(SUPPLIED ENTRIES)
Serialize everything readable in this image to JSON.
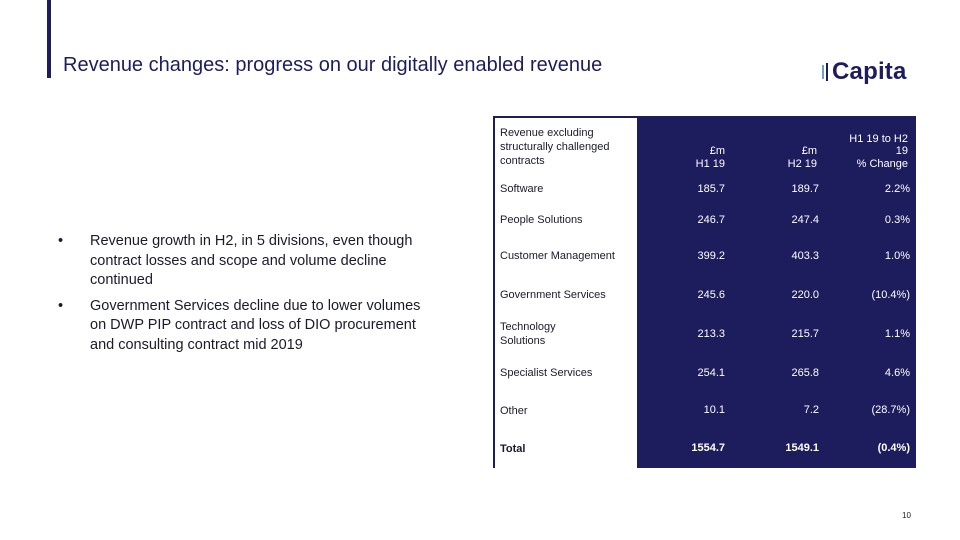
{
  "header": {
    "title": "Revenue changes: progress on our digitally enabled revenue",
    "logo_text": "Capita"
  },
  "bullets": [
    "Revenue growth in H2, in 5 divisions, even though contract losses and scope and volume decline continued",
    "Government Services decline due to lower volumes on DWP PIP contract and loss of DIO procurement and consulting contract mid 2019"
  ],
  "bullet_glyph": "•",
  "table": {
    "label_header": "Revenue excluding structurally challenged contracts",
    "col1": {
      "line1": "£m",
      "line2": "H1 19"
    },
    "col2": {
      "line1": "£m",
      "line2": "H2 19"
    },
    "col3": {
      "line1": "H1 19 to H2",
      "line2": "19",
      "line3": "% Change"
    },
    "rows": [
      {
        "label": "Software",
        "h1": "185.7",
        "h2": "189.7",
        "change": "2.2%"
      },
      {
        "label": "People Solutions",
        "h1": "246.7",
        "h2": "247.4",
        "change": "0.3%"
      },
      {
        "label": "Customer Management",
        "h1": "399.2",
        "h2": "403.3",
        "change": "1.0%"
      },
      {
        "label": "Government Services",
        "h1": "245.6",
        "h2": "220.0",
        "change": "(10.4%)"
      },
      {
        "label": "Technology Solutions",
        "h1": "213.3",
        "h2": "215.7",
        "change": "1.1%"
      },
      {
        "label": "Specialist Services",
        "h1": "254.1",
        "h2": "265.8",
        "change": "4.6%"
      },
      {
        "label": "Other",
        "h1": "10.1",
        "h2": "7.2",
        "change": "(28.7%)"
      }
    ],
    "total": {
      "label": "Total",
      "h1": "1554.7",
      "h2": "1549.1",
      "change": "(0.4%)"
    }
  },
  "page_number": "10",
  "colors": {
    "navy": "#1d1d5e",
    "logo_accent": "#6f9fd4"
  }
}
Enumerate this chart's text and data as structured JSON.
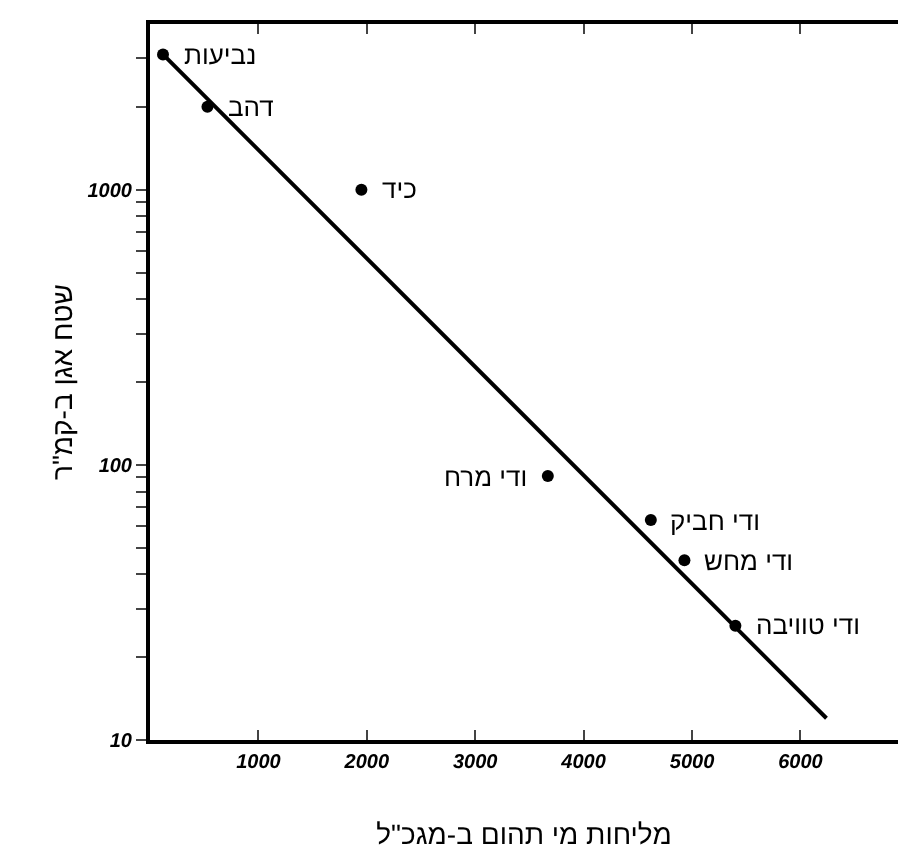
{
  "chart_data": {
    "type": "scatter",
    "xlabel": "מליחות מי תהום ב-מגכ\"ל",
    "ylabel": "שטח אגן ב-קמ\"ר",
    "log": "y",
    "grid": false,
    "xlim": [
      0,
      6900
    ],
    "ylim": [
      10,
      4000
    ],
    "xticks": [
      1000,
      2000,
      3000,
      4000,
      5000,
      6000
    ],
    "yticks": [
      10,
      {
        "value": 20,
        "label": null
      },
      {
        "value": 30,
        "label": null
      },
      {
        "value": 40,
        "label": null
      },
      {
        "value": 50,
        "label": null
      },
      {
        "value": 60,
        "label": null
      },
      {
        "value": 70,
        "label": null
      },
      {
        "value": 80,
        "label": null
      },
      {
        "value": 90,
        "label": null
      },
      100,
      {
        "value": 200,
        "label": null
      },
      {
        "value": 300,
        "label": null
      },
      {
        "value": 400,
        "label": null
      },
      {
        "value": 500,
        "label": null
      },
      {
        "value": 600,
        "label": null
      },
      {
        "value": 700,
        "label": null
      },
      {
        "value": 800,
        "label": null
      },
      {
        "value": 900,
        "label": null
      },
      1000,
      {
        "value": 2000,
        "label": null
      },
      {
        "value": 3000,
        "label": null
      }
    ],
    "series": [
      {
        "type": "scatter",
        "marker": "circle",
        "color": "#000000",
        "x": [
          120,
          530,
          1950,
          3670,
          4620,
          4930,
          5400
        ],
        "values": [
          3100,
          2000,
          1000,
          91,
          63,
          45,
          26
        ]
      },
      {
        "type": "line",
        "marker": "none",
        "color": "#000000",
        "line_style": "solid",
        "x": [
          120,
          6240
        ],
        "values": [
          3100,
          12
        ]
      }
    ],
    "annotations": [
      {
        "text": "נביעות",
        "x": 120,
        "y": 3100
      },
      {
        "text": "דהב",
        "x": 530,
        "y": 2000
      },
      {
        "text": "כיד",
        "x": 1950,
        "y": 1000
      },
      {
        "text": "ודי מרח",
        "x": 3670,
        "y": 91
      },
      {
        "text": "ודי חביק",
        "x": 4620,
        "y": 63
      },
      {
        "text": "ודי מחש",
        "x": 4930,
        "y": 45
      },
      {
        "text": "ודי טוויבה",
        "x": 5400,
        "y": 26
      }
    ]
  }
}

(WHAT TO DO) Reproduce the material above in full and without alteration, but skip all pictures.

(REPLY TO THE EXERCISE)
Serialize everything readable in this image to JSON.
{
  "header": {
    "title": "Revenue changes: progress on our digitally enabled revenue",
    "logo_text": "Capita"
  },
  "bullets": [
    "Revenue growth in H2, in 5 divisions, even though contract losses and scope and volume decline continued",
    "Government Services decline due to lower volumes on DWP PIP contract and loss of DIO procurement and consulting contract mid 2019"
  ],
  "bullet_glyph": "•",
  "table": {
    "label_header": "Revenue excluding structurally challenged contracts",
    "col1": {
      "line1": "£m",
      "line2": "H1 19"
    },
    "col2": {
      "line1": "£m",
      "line2": "H2 19"
    },
    "col3": {
      "line1": "H1 19 to H2",
      "line2": "19",
      "line3": "% Change"
    },
    "rows": [
      {
        "label": "Software",
        "h1": "185.7",
        "h2": "189.7",
        "change": "2.2%"
      },
      {
        "label": "People Solutions",
        "h1": "246.7",
        "h2": "247.4",
        "change": "0.3%"
      },
      {
        "label": "Customer Management",
        "h1": "399.2",
        "h2": "403.3",
        "change": "1.0%"
      },
      {
        "label": "Government Services",
        "h1": "245.6",
        "h2": "220.0",
        "change": "(10.4%)"
      },
      {
        "label": "Technology Solutions",
        "h1": "213.3",
        "h2": "215.7",
        "change": "1.1%"
      },
      {
        "label": "Specialist Services",
        "h1": "254.1",
        "h2": "265.8",
        "change": "4.6%"
      },
      {
        "label": "Other",
        "h1": "10.1",
        "h2": "7.2",
        "change": "(28.7%)"
      }
    ],
    "total": {
      "label": "Total",
      "h1": "1554.7",
      "h2": "1549.1",
      "change": "(0.4%)"
    }
  },
  "page_number": "10",
  "colors": {
    "navy": "#1d1d5e",
    "logo_accent": "#6f9fd4"
  }
}
Enumerate this chart's text and data as structured JSON.
{
  "chart_data": {
    "type": "scatter",
    "xlabel": "מליחות מי תהום ב-מגכ\"ל",
    "ylabel": "שטח אגן ב-קמ\"ר",
    "log": "y",
    "grid": false,
    "xlim": [
      0,
      6900
    ],
    "ylim": [
      10,
      4000
    ],
    "xticks": [
      1000,
      2000,
      3000,
      4000,
      5000,
      6000
    ],
    "yticks": [
      10,
      {
        "value": 20,
        "label": null
      },
      {
        "value": 30,
        "label": null
      },
      {
        "value": 40,
        "label": null
      },
      {
        "value": 50,
        "label": null
      },
      {
        "value": 60,
        "label": null
      },
      {
        "value": 70,
        "label": null
      },
      {
        "value": 80,
        "label": null
      },
      {
        "value": 90,
        "label": null
      },
      100,
      {
        "value": 200,
        "label": null
      },
      {
        "value": 300,
        "label": null
      },
      {
        "value": 400,
        "label": null
      },
      {
        "value": 500,
        "label": null
      },
      {
        "value": 600,
        "label": null
      },
      {
        "value": 700,
        "label": null
      },
      {
        "value": 800,
        "label": null
      },
      {
        "value": 900,
        "label": null
      },
      1000,
      {
        "value": 2000,
        "label": null
      },
      {
        "value": 3000,
        "label": null
      }
    ],
    "series": [
      {
        "type": "scatter",
        "marker": "circle",
        "color": "#000000",
        "x": [
          120,
          530,
          1950,
          3670,
          4620,
          4930,
          5400
        ],
        "values": [
          3100,
          2000,
          1000,
          91,
          63,
          45,
          26
        ]
      },
      {
        "type": "line",
        "marker": "none",
        "color": "#000000",
        "line_style": "solid",
        "x": [
          120,
          6240
        ],
        "values": [
          3100,
          12
        ]
      }
    ],
    "annotations": [
      {
        "text": "נביעות",
        "x": 120,
        "y": 3100
      },
      {
        "text": "דהב",
        "x": 530,
        "y": 2000
      },
      {
        "text": "כיד",
        "x": 1950,
        "y": 1000
      },
      {
        "text": "ודי מרח",
        "x": 3670,
        "y": 91
      },
      {
        "text": "ודי חביק",
        "x": 4620,
        "y": 63
      },
      {
        "text": "ודי מחש",
        "x": 4930,
        "y": 45
      },
      {
        "text": "ודי טוויבה",
        "x": 5400,
        "y": 26
      }
    ]
  }
}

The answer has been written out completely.